* **GIVEN DATA**:
<<<<
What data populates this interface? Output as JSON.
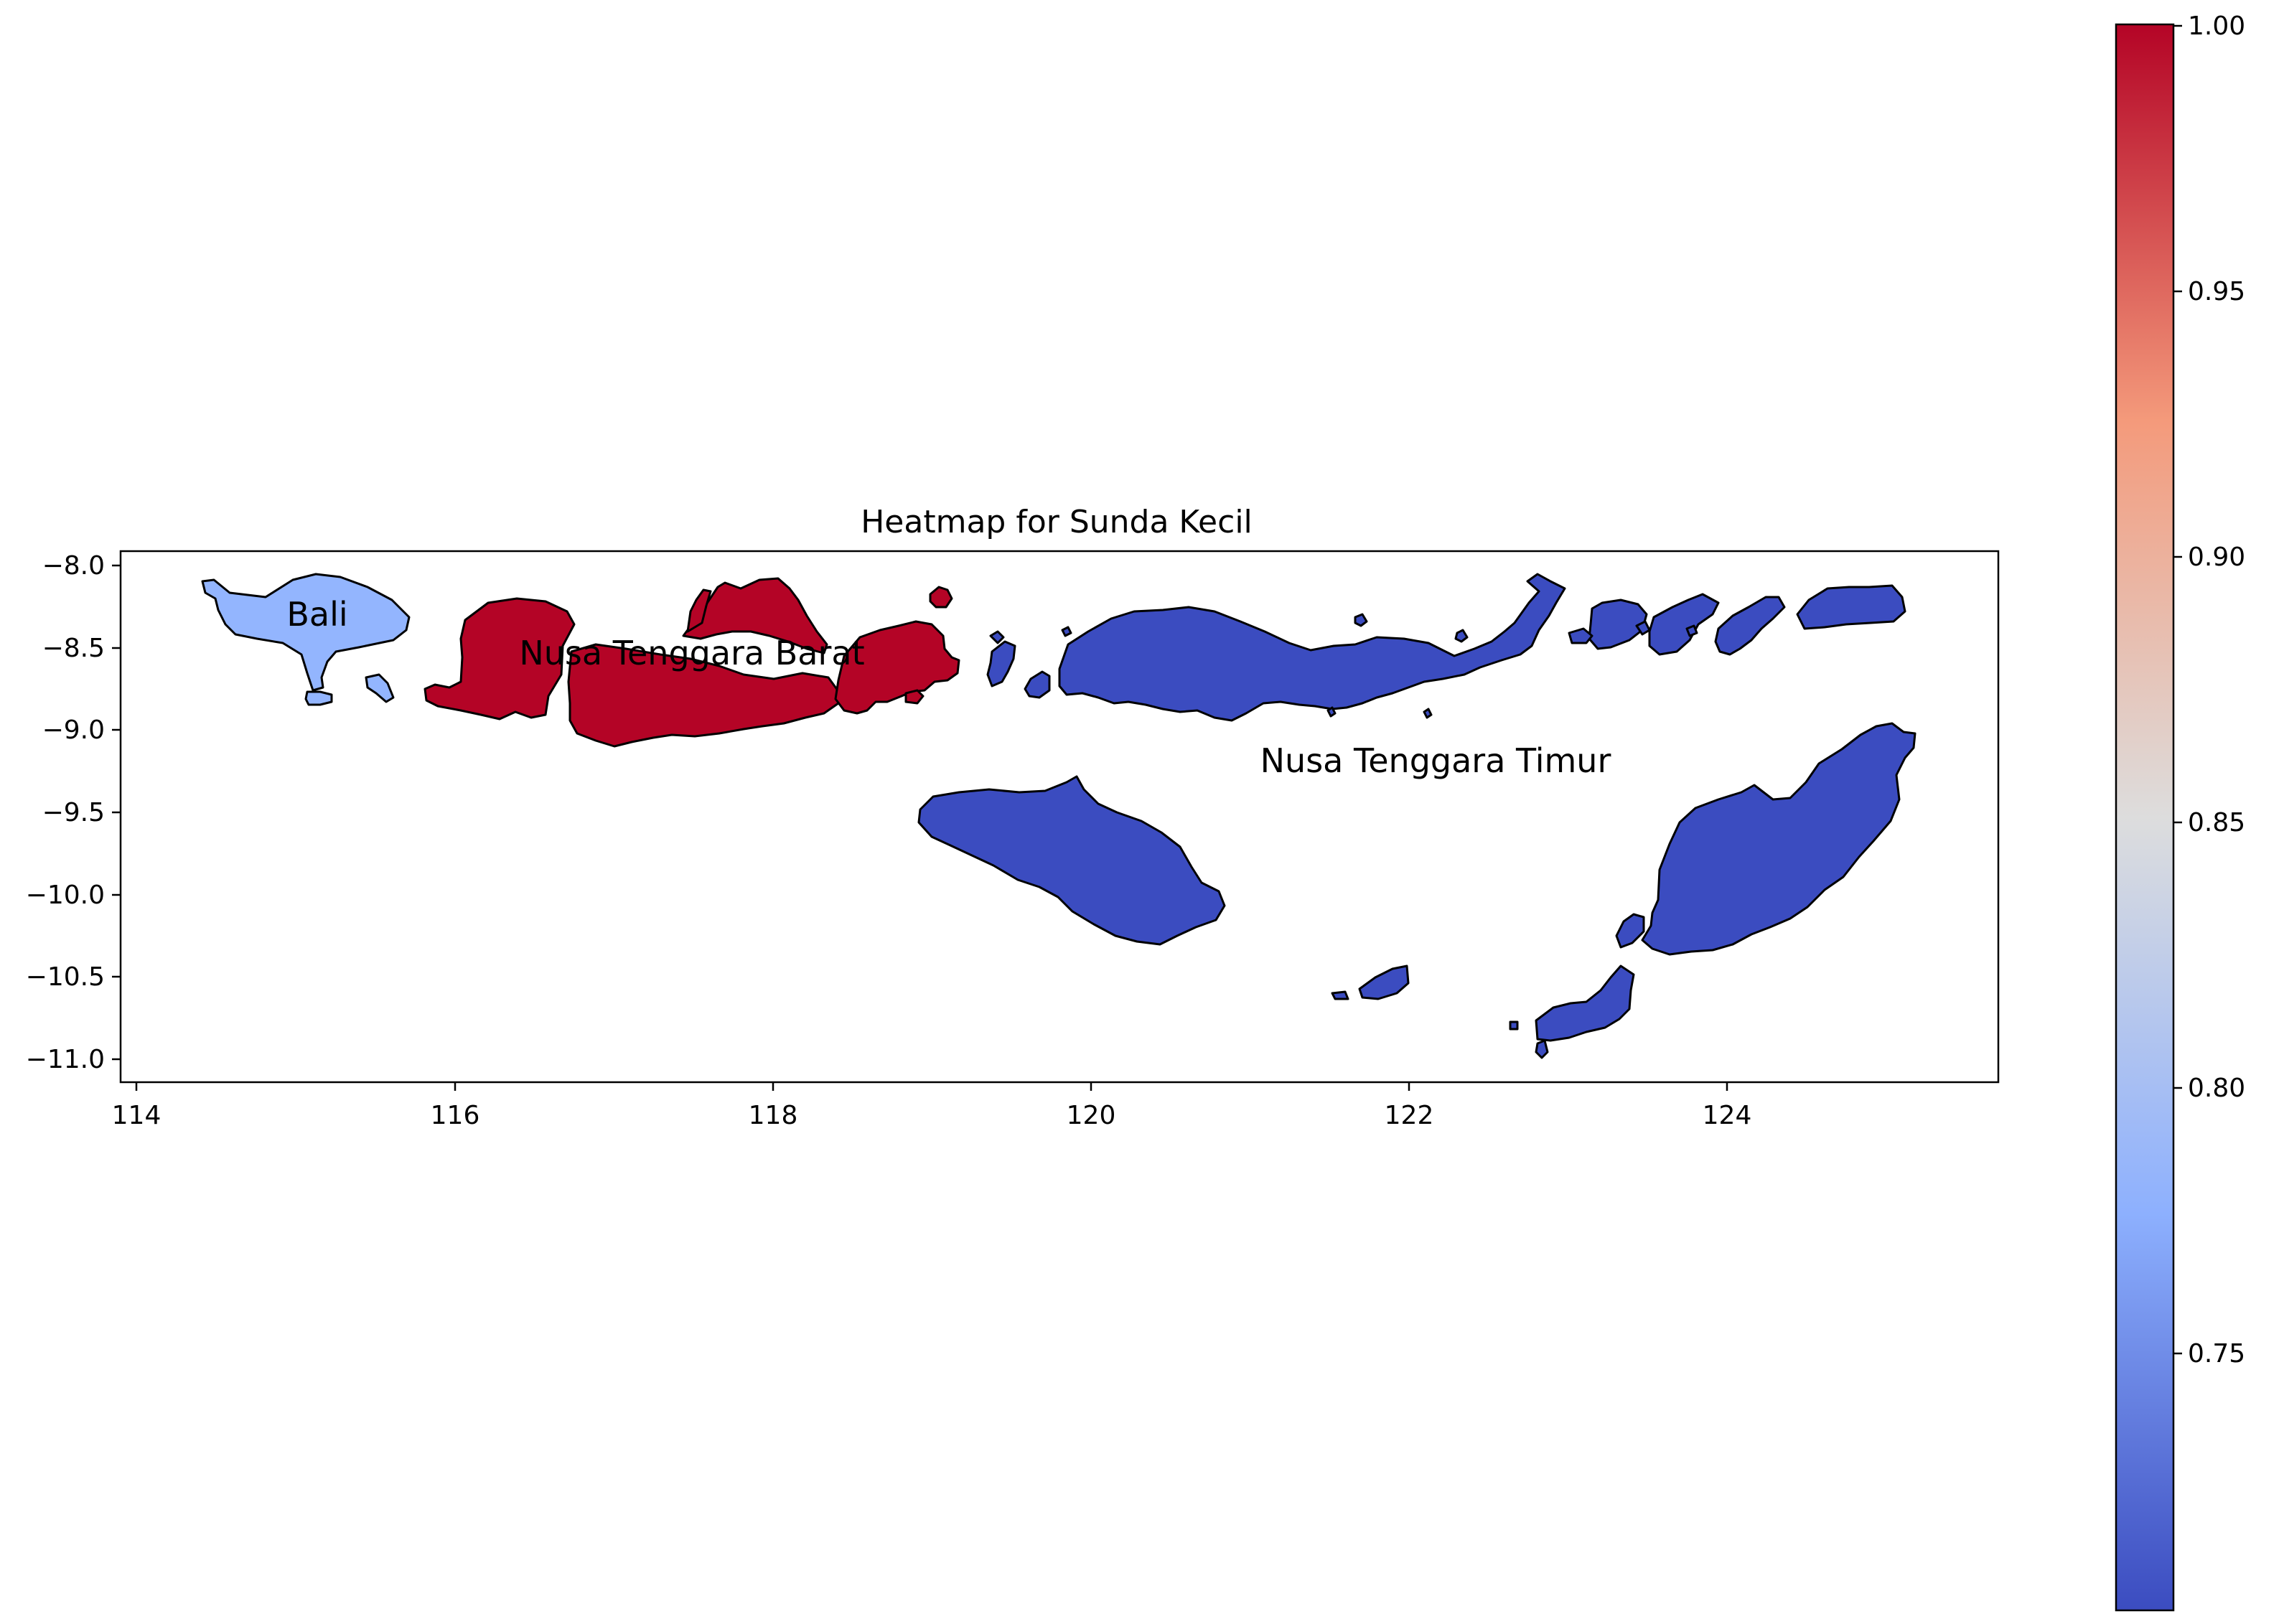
{
  "title": "Heatmap for Sunda Kecil",
  "x_ticks": [
    "114",
    "116",
    "118",
    "120",
    "122",
    "124"
  ],
  "y_ticks": [
    "−8.0",
    "−8.5",
    "−9.0",
    "−9.5",
    "−10.0",
    "−10.5",
    "−11.0"
  ],
  "colorbar": {
    "ticks": [
      "1.00",
      "0.95",
      "0.90",
      "0.85",
      "0.80",
      "0.75"
    ],
    "min": 0.7,
    "max": 1.0,
    "colormap": "coolwarm",
    "colors": [
      "#3b4cc0",
      "#8db0fe",
      "#dddddd",
      "#f49a7b",
      "#b40426"
    ]
  },
  "regions": [
    {
      "name": "Bali",
      "value": 0.79,
      "color": "#93b5fe"
    },
    {
      "name": "Nusa Tenggara Barat",
      "value": 1.0,
      "color": "#b40426"
    },
    {
      "name": "Nusa Tenggara Timur",
      "value": 0.7,
      "color": "#3b4cc0"
    }
  ]
}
>>>>
* **TASK TO COMPLETE**:
Omit the pictures and give the material again, exactly and in full.

* **ANSWER FOR THE TASK**:
What data populates this interface? Output as JSON.
{
  "title": "Heatmap for Sunda Kecil",
  "x_ticks": [
    "114",
    "116",
    "118",
    "120",
    "122",
    "124"
  ],
  "y_ticks": [
    "−8.0",
    "−8.5",
    "−9.0",
    "−9.5",
    "−10.0",
    "−10.5",
    "−11.0"
  ],
  "colorbar": {
    "ticks": [
      "1.00",
      "0.95",
      "0.90",
      "0.85",
      "0.80",
      "0.75"
    ],
    "min": 0.7,
    "max": 1.0,
    "colormap": "coolwarm",
    "colors": [
      "#3b4cc0",
      "#8db0fe",
      "#dddddd",
      "#f49a7b",
      "#b40426"
    ]
  },
  "regions": [
    {
      "name": "Bali",
      "value": 0.79,
      "color": "#93b5fe"
    },
    {
      "name": "Nusa Tenggara Barat",
      "value": 1.0,
      "color": "#b40426"
    },
    {
      "name": "Nusa Tenggara Timur",
      "value": 0.7,
      "color": "#3b4cc0"
    }
  ]
}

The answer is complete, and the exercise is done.